### Written instruction
Each line that includes "structured" counts once; give the total and nothing besides.

### Stored records
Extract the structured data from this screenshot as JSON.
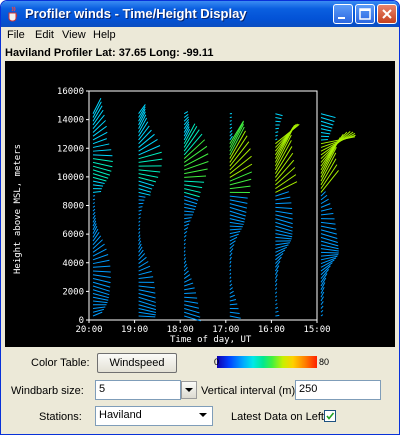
{
  "window": {
    "title": "Profiler winds - Time/Height Display"
  },
  "menu": {
    "file": "File",
    "edit": "Edit",
    "view": "View",
    "help": "Help"
  },
  "station_line": "Haviland Profiler Lat: 37.65  Long: -99.11",
  "plot": {
    "y_axis_label": "Height above MSL, meters",
    "x_axis_label": "Time of day, UT",
    "y_ticks": [
      "0",
      "2000",
      "4000",
      "6000",
      "8000",
      "10000",
      "12000",
      "14000",
      "16000"
    ],
    "x_ticks": [
      "20:00",
      "19:00",
      "18:00",
      "17:00",
      "16:00",
      "15:00"
    ],
    "axis_color": "#ffffff"
  },
  "controls": {
    "color_table_label": "Color Table:",
    "color_table_button": "Windspeed",
    "colorbar_min": "0",
    "colorbar_max": "80",
    "windbarb_label": "Windbarb size:",
    "windbarb_value": "5",
    "vertical_interval_label": "Vertical interval (m):",
    "vertical_interval_value": "250",
    "stations_label": "Stations:",
    "stations_value": "Haviland",
    "latest_data_label": "Latest Data on Left:",
    "latest_data_checked": true
  },
  "icons": {
    "app": "java-cup-icon",
    "minimize": "minimize-icon",
    "maximize": "maximize-icon",
    "close": "close-icon",
    "dropdown": "chevron-down-icon",
    "check": "checkmark-icon"
  }
}
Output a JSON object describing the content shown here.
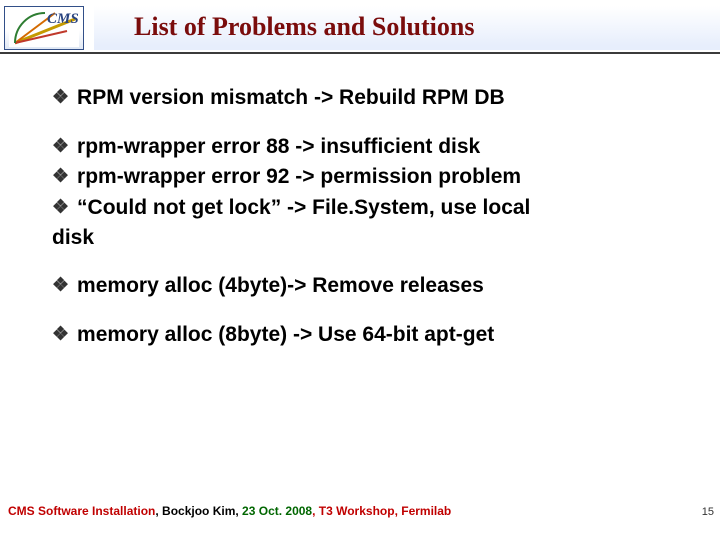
{
  "header": {
    "title": "List of Problems and Solutions",
    "logo_label": "CMS"
  },
  "bullets": {
    "b1": "RPM version mismatch -> Rebuild RPM DB",
    "b2": "rpm-wrapper error 88 -> insufficient disk",
    "b3": "rpm-wrapper error 92 -> permission problem",
    "b4": "“Could not get lock” -> File.System, use local",
    "b4_cont": "disk",
    "b5": "memory alloc (4byte)-> Remove releases",
    "b6": "memory alloc (8byte) -> Use 64-bit apt-get"
  },
  "footer": {
    "part1": "CMS Software Installation",
    "comma1": ", ",
    "author": "Bockjoo Kim, ",
    "date": "23 Oct. 2008",
    "comma2": ", ",
    "part2": "T3 Workshop, Fermilab"
  },
  "slidenum": "15"
}
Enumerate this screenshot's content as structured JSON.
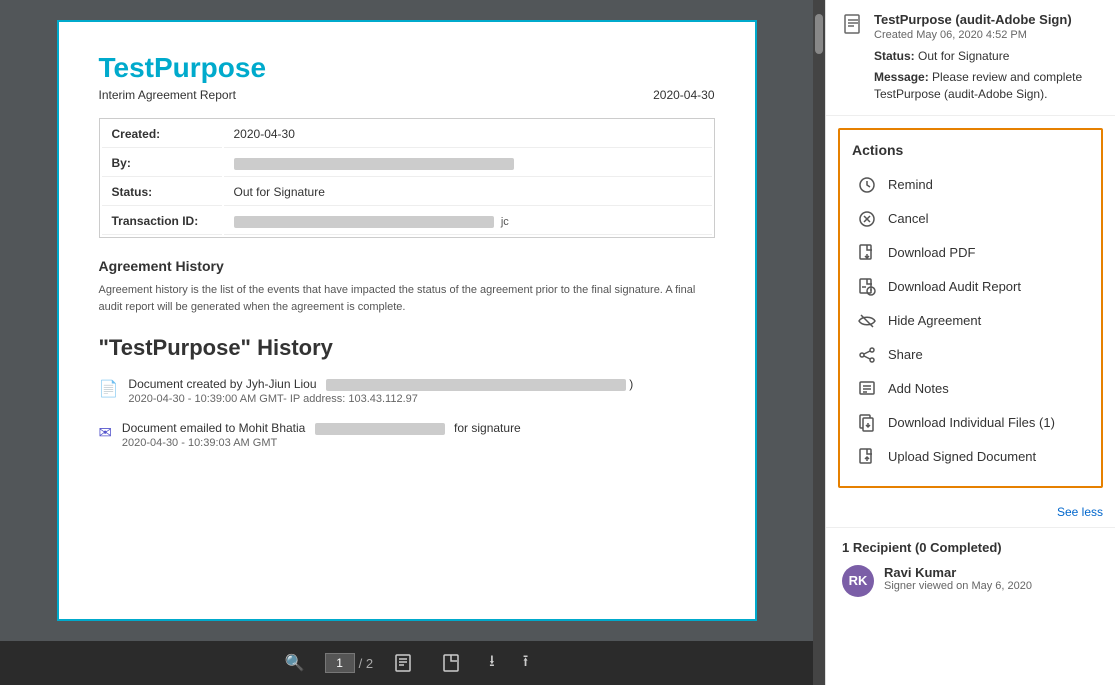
{
  "docViewer": {
    "title": "TestPurpose",
    "subtitle": "Interim Agreement Report",
    "date": "2020-04-30",
    "infoTable": {
      "created_label": "Created:",
      "created_value": "2020-04-30",
      "by_label": "By:",
      "status_label": "Status:",
      "status_value": "Out for Signature",
      "transaction_label": "Transaction ID:"
    },
    "agreementHistoryTitle": "Agreement History",
    "agreementHistoryText": "Agreement history is the list of the events that have impacted the status of the agreement prior to the final signature. A final audit report will be generated when the agreement is complete.",
    "historyTitle": "\"TestPurpose\" History",
    "historyItems": [
      {
        "icon": "doc",
        "text": "Document created by Jyh-Jiun Liou",
        "date": "2020-04-30 - 10:39:00 AM GMT- IP address: 103.43.112.97"
      },
      {
        "icon": "email",
        "text": "Document emailed to Mohit Bhatia",
        "suffix": "for signature",
        "date": "2020-04-30 - 10:39:03 AM GMT"
      }
    ],
    "toolbar": {
      "page_current": "1",
      "page_total": "2"
    }
  },
  "rightPanel": {
    "header": {
      "title": "TestPurpose (audit-Adobe Sign)",
      "date": "Created May 06, 2020 4:52 PM",
      "status_label": "Status:",
      "status_value": "Out for Signature",
      "message_label": "Message:",
      "message_value": "Please review and complete TestPurpose (audit-Adobe Sign)."
    },
    "actions": {
      "title": "Actions",
      "items": [
        {
          "icon": "remind",
          "label": "Remind"
        },
        {
          "icon": "cancel",
          "label": "Cancel"
        },
        {
          "icon": "download-pdf",
          "label": "Download PDF"
        },
        {
          "icon": "download-audit",
          "label": "Download Audit Report"
        },
        {
          "icon": "hide",
          "label": "Hide Agreement"
        },
        {
          "icon": "share",
          "label": "Share"
        },
        {
          "icon": "notes",
          "label": "Add Notes"
        },
        {
          "icon": "download-files",
          "label": "Download Individual Files (1)"
        },
        {
          "icon": "upload",
          "label": "Upload Signed Document"
        }
      ],
      "see_less": "See less"
    },
    "recipients": {
      "title": "1 Recipient (0 Completed)",
      "list": [
        {
          "name": "Ravi Kumar",
          "initials": "RK",
          "status": "Signer viewed on May 6, 2020"
        }
      ]
    }
  }
}
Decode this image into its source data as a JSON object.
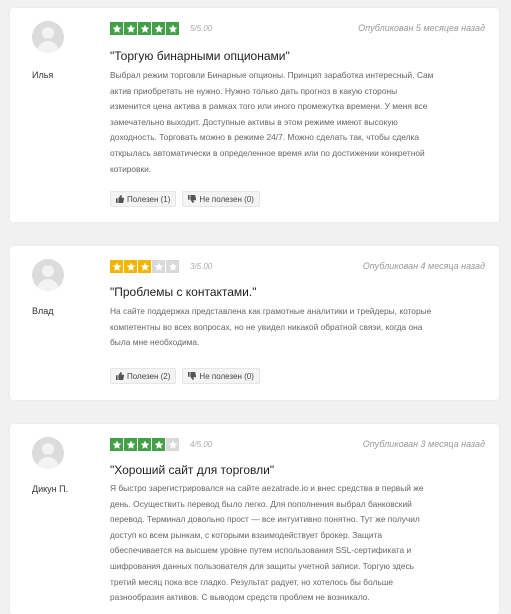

### Answer to the problem
2